Filter the records below for the word "丙烷CFR价差". Copy each line that holds it.

Provided data:

>>>

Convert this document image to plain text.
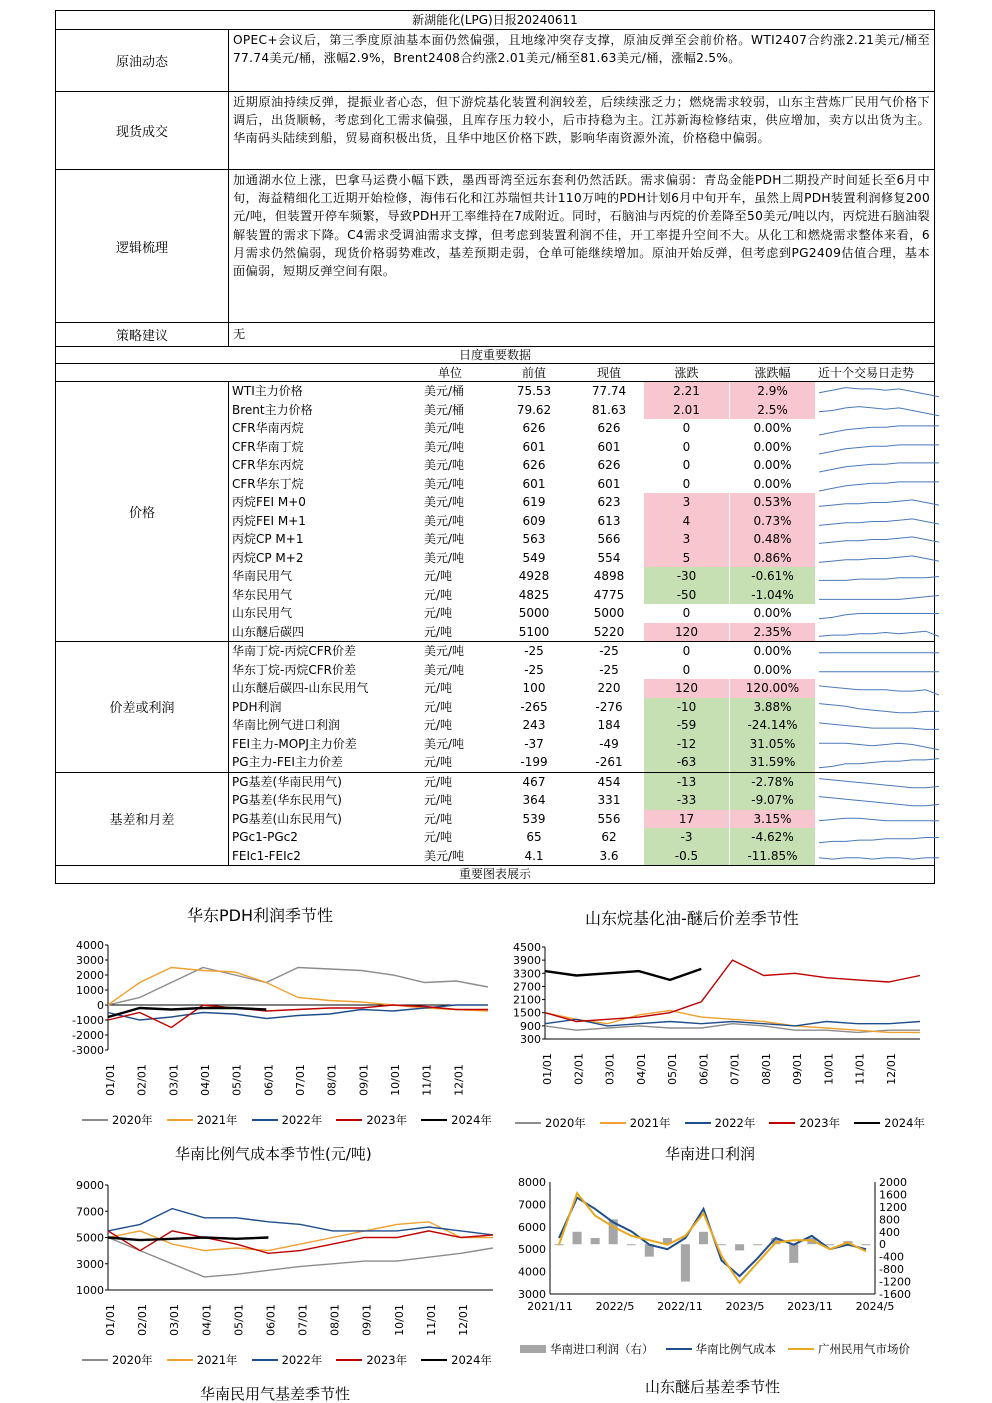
新湖能化(LPG)日报20240611
原油动态
OPEC+会议后，第三季度原油基本面仍然偏强，且地缘冲突存支撑，原油反弹至会前价格。WTI2407合约涨2.21美元/桶至77.74美元/桶，涨幅2.9%，Brent2408合约涨2.01美元/桶至81.63美元/桶，涨幅2.5%。
现货成交
近期原油持续反弹，提振业者心态，但下游烷基化装置利润较差，后续续涨乏力；燃烧需求较弱，山东主营炼厂民用气价格下调后，出货顺畅，考虑到化工需求偏强，且库存压力较小，后市持稳为主。江苏新海检修结束，供应增加，卖方以出货为主。华南码头陆续到船，贸易商积极出货，且华中地区价格下跌，影响华南资源外流，价格稳中偏弱。
逻辑梳理
加通湖水位上涨，巴拿马运费小幅下跌，墨西哥湾至远东套利仍然活跃。需求偏弱：青岛金能PDH二期投产时间延长至6月中旬，海益精细化工近期开始检修，海伟石化和江苏瑞恒共计110万吨的PDH计划6月中旬开车，虽然上周PDH装置利润修复200元/吨，但装置开停车频繁，导致PDH开工率维持在7成附近。同时，石脑油与丙烷的价差降至50美元/吨以内，丙烷进石脑油裂解装置的需求下降。C4需求受调油需求支撑，但考虑到装置利润不佳，开工率提升空间不大。从化工和燃烧需求整体来看，6月需求仍然偏弱，现货价格弱势难改，基差预期走弱，仓单可能继续增加。原油开始反弹，但考虑到PG2409估值合理，基本面偏弱，短期反弹空间有限。
策略建议	无
日度重要数据
单位	前值	现值	涨跌	涨跌幅	近十个交易日走势
价格
WTI主力价格	美元/桶	75.53	77.74	2.21	2.9%
Brent主力价格	美元/桶	79.62	81.63	2.01	2.5%
CFR华南丙烷	美元/吨	626	626	0	0.00%
CFR华南丁烷	美元/吨	601	601	0	0.00%
CFR华东丙烷	美元/吨	626	626	0	0.00%
CFR华东丁烷	美元/吨	601	601	0	0.00%
丙烷FEI M+0	美元/吨	619	623	3	0.53%
丙烷FEI M+1	美元/吨	609	613	4	0.73%
丙烷CP M+1	美元/吨	563	566	3	0.48%
丙烷CP M+2	美元/吨	549	554	5	0.86%
华南民用气	元/吨	4928	4898	-30	-0.61%
华东民用气	元/吨	4825	4775	-50	-1.04%
山东民用气	元/吨	5000	5000	0	0.00%
山东醚后碳四	元/吨	5100	5220	120	2.35%
价差或利润
华南丁烷-丙烷CFR价差	美元/吨	-25	-25	0	0.00%
华东丁烷-丙烷CFR价差	美元/吨	-25	-25	0	0.00%
山东醚后碳四-山东民用气	元/吨	100	220	120	120.00%
PDH利润	元/吨	-265	-276	-10	3.88%
华南比例气进口利润	元/吨	243	184	-59	-24.14%
FEI主力-MOPJ主力价差	美元/吨	-37	-49	-12	31.05%
PG主力-FEI主力价差	元/吨	-199	-261	-63	31.59%
基差和月差
PG基差(华南民用气)	元/吨	467	454	-13	-2.78%
PG基差(华东民用气)	元/吨	364	331	-33	-9.07%
PG基差(山东民用气)	元/吨	539	556	17	3.15%
PGc1-PGc2	元/吨	65	62	-3	-4.62%
FEIc1-FEIc2	美元/吨	4.1	3.6	-0.5	-11.85%
重要图表展示
华东PDH利润季节性	山东烷基化油-醚后价差季节性
华南比例气成本季节性(元/吨)	华南进口利润
华南民用气基差季节性	山东醚后基差季节性
4000
3000
2000
1000
0
-1000
-2000
-3000
01/01 02/01 03/01 04/01 05/01 06/01 07/01 08/01 09/01 10/01 11/01 12/01
4500
3900
3300
2700
2100
1500
900
300
01/01 02/01 03/01 04/01 05/01 06/01 07/01 08/01 09/01 10/01 11/01 12/01
9000
7000
5000
3000
1000
01/01 02/01 03/01 04/01 05/01 06/01 07/01 08/01 09/01 10/01 11/01 12/01
8000
7000
6000
5000
4000
3000
2000
1600
1200
800
400
0
-400
-800
-1200
-1600
2021/11 2022/5 2022/11 2023/5 2023/11 2024/5
2020年	2021年	2022年	2023年	2024年	2020年	2021年	2022年	2023年	2024年
2020年	2021年	2022年	2023年	2024年
华南进口利润（右）	华南比例气成本	广州民用气市场价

<<<

Output:
华南丁烷-丙烷CFR价差	美元/吨	-25	-25	0	0.00%
华东丁烷-丙烷CFR价差	美元/吨	-25	-25	0	0.00%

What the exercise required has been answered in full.